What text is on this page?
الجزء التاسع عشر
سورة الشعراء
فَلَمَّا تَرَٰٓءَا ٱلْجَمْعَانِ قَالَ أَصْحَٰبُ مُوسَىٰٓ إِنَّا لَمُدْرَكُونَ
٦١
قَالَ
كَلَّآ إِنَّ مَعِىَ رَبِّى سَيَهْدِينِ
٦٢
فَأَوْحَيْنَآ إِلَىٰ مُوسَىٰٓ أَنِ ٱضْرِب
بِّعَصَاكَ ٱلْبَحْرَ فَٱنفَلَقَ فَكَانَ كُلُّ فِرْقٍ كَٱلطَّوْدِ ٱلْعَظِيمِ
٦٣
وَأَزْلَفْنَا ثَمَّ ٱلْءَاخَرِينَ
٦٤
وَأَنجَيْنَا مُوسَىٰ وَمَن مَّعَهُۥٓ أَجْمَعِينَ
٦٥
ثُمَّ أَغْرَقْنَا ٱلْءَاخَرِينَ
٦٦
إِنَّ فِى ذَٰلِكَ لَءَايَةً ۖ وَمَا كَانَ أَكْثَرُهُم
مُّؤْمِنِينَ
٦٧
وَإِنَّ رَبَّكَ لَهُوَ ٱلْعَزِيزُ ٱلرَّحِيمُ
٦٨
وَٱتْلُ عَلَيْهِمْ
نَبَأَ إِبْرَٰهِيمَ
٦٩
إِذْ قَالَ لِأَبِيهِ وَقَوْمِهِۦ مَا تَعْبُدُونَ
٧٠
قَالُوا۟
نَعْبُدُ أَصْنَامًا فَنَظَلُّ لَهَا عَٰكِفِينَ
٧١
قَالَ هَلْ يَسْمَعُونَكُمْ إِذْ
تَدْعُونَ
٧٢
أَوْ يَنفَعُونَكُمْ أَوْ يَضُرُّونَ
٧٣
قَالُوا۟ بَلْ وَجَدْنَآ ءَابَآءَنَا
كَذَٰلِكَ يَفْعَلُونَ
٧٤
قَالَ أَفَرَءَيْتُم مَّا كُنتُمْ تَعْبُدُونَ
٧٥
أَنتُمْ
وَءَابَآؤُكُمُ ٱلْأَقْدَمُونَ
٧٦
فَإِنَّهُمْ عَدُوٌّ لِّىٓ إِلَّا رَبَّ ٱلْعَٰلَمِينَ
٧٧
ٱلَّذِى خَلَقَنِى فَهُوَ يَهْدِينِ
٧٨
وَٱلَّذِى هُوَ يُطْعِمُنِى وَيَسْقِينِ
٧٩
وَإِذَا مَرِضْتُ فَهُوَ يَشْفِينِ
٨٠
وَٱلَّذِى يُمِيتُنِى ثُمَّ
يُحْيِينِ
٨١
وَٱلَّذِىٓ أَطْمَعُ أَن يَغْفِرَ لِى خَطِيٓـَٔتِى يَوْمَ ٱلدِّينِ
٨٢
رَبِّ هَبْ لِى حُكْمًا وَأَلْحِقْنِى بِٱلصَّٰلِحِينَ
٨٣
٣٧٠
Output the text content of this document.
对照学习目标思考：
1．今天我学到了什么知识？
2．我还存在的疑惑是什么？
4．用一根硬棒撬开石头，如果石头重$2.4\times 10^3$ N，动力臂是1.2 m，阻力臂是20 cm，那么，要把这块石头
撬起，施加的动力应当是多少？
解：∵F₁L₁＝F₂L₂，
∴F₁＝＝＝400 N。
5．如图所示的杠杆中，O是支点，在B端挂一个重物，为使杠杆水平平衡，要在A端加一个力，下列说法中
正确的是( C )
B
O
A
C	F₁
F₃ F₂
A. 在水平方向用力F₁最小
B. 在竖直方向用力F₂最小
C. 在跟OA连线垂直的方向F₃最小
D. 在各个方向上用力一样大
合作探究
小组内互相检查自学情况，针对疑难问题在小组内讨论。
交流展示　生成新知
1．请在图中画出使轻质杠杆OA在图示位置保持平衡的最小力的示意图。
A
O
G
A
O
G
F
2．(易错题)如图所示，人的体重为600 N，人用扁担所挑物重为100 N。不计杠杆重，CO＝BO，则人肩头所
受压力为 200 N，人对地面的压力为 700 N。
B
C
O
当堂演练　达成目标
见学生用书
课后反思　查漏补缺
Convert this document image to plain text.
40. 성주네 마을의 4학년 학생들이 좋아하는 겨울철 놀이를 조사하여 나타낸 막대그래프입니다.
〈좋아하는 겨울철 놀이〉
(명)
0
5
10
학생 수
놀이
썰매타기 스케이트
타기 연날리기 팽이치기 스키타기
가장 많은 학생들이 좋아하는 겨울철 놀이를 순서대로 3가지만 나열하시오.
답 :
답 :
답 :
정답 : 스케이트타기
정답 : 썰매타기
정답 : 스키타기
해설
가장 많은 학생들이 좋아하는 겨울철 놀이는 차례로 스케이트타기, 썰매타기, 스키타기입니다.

§ **The request**: All of the material must be reproduced exactly.

§ **Written reply**:
What text is on this page?
الجزء التاسع عشر
سورة الشعراء
فَلَمَّا تَرَٰٓءَا ٱلْجَمْعَانِ قَالَ أَصْحَٰبُ مُوسَىٰٓ إِنَّا لَمُدْرَكُونَ
٦١
قَالَ
كَلَّآ إِنَّ مَعِىَ رَبِّى سَيَهْدِينِ
٦٢
فَأَوْحَيْنَآ إِلَىٰ مُوسَىٰٓ أَنِ ٱضْرِب
بِّعَصَاكَ ٱلْبَحْرَ فَٱنفَلَقَ فَكَانَ كُلُّ فِرْقٍ كَٱلطَّوْدِ ٱلْعَظِيمِ
٦٣
وَأَزْلَفْنَا ثَمَّ ٱلْءَاخَرِينَ
٦٤
وَأَنجَيْنَا مُوسَىٰ وَمَن مَّعَهُۥٓ أَجْمَعِينَ
٦٥
ثُمَّ أَغْرَقْنَا ٱلْءَاخَرِينَ
٦٦
إِنَّ فِى ذَٰلِكَ لَءَايَةً ۖ وَمَا كَانَ أَكْثَرُهُم
مُّؤْمِنِينَ
٦٧
وَإِنَّ رَبَّكَ لَهُوَ ٱلْعَزِيزُ ٱلرَّحِيمُ
٦٨
وَٱتْلُ عَلَيْهِمْ
نَبَأَ إِبْرَٰهِيمَ
٦٩
إِذْ قَالَ لِأَبِيهِ وَقَوْمِهِۦ مَا تَعْبُدُونَ
٧٠
قَالُوا۟
نَعْبُدُ أَصْنَامًا فَنَظَلُّ لَهَا عَٰكِفِينَ
٧١
قَالَ هَلْ يَسْمَعُونَكُمْ إِذْ
تَدْعُونَ
٧٢
أَوْ يَنفَعُونَكُمْ أَوْ يَضُرُّونَ
٧٣
قَالُوا۟ بَلْ وَجَدْنَآ ءَابَآءَنَا
كَذَٰلِكَ يَفْعَلُونَ
٧٤
قَالَ أَفَرَءَيْتُم مَّا كُنتُمْ تَعْبُدُونَ
٧٥
أَنتُمْ
وَءَابَآؤُكُمُ ٱلْأَقْدَمُونَ
٧٦
فَإِنَّهُمْ عَدُوٌّ لِّىٓ إِلَّا رَبَّ ٱلْعَٰلَمِينَ
٧٧
ٱلَّذِى خَلَقَنِى فَهُوَ يَهْدِينِ
٧٨
وَٱلَّذِى هُوَ يُطْعِمُنِى وَيَسْقِينِ
٧٩
وَإِذَا مَرِضْتُ فَهُوَ يَشْفِينِ
٨٠
وَٱلَّذِى يُمِيتُنِى ثُمَّ
يُحْيِينِ
٨١
وَٱلَّذِىٓ أَطْمَعُ أَن يَغْفِرَ لِى خَطِيٓـَٔتِى يَوْمَ ٱلدِّينِ
٨٢
رَبِّ هَبْ لِى حُكْمًا وَأَلْحِقْنِى بِٱلصَّٰلِحِينَ
٨٣
٣٧٠
Output the text content of this document.
对照学习目标思考：
1．今天我学到了什么知识？
2．我还存在的疑惑是什么？
4．用一根硬棒撬开石头，如果石头重$2.4\times 10^3$ N，动力臂是1.2 m，阻力臂是20 cm，那么，要把这块石头
撬起，施加的动力应当是多少？
解：∵F₁L₁＝F₂L₂，
∴F₁＝＝＝400 N。
5．如图所示的杠杆中，O是支点，在B端挂一个重物，为使杠杆水平平衡，要在A端加一个力，下列说法中
正确的是( C )
B
O
A
C	F₁
F₃ F₂
A. 在水平方向用力F₁最小
B. 在竖直方向用力F₂最小
C. 在跟OA连线垂直的方向F₃最小
D. 在各个方向上用力一样大
合作探究
小组内互相检查自学情况，针对疑难问题在小组内讨论。
交流展示　生成新知
1．请在图中画出使轻质杠杆OA在图示位置保持平衡的最小力的示意图。
A
O
G
A
O
G
F
2．(易错题)如图所示，人的体重为600 N，人用扁担所挑物重为100 N。不计杠杆重，CO＝BO，则人肩头所
受压力为 200 N，人对地面的压力为 700 N。
B
C
O
当堂演练　达成目标
见学生用书
课后反思　查漏补缺
Convert this document image to plain text.
40. 성주네 마을의 4학년 학생들이 좋아하는 겨울철 놀이를 조사하여 나타낸 막대그래프입니다.
〈좋아하는 겨울철 놀이〉
(명)
0
5
10
학생 수
놀이
썰매타기 스케이트
타기 연날리기 팽이치기 스키타기
가장 많은 학생들이 좋아하는 겨울철 놀이를 순서대로 3가지만 나열하시오.
답 :
답 :
답 :
정답 : 스케이트타기
정답 : 썰매타기
정답 : 스키타기
해설
가장 많은 학생들이 좋아하는 겨울철 놀이는 차례로 스케이트타기, 썰매타기, 스키타기입니다.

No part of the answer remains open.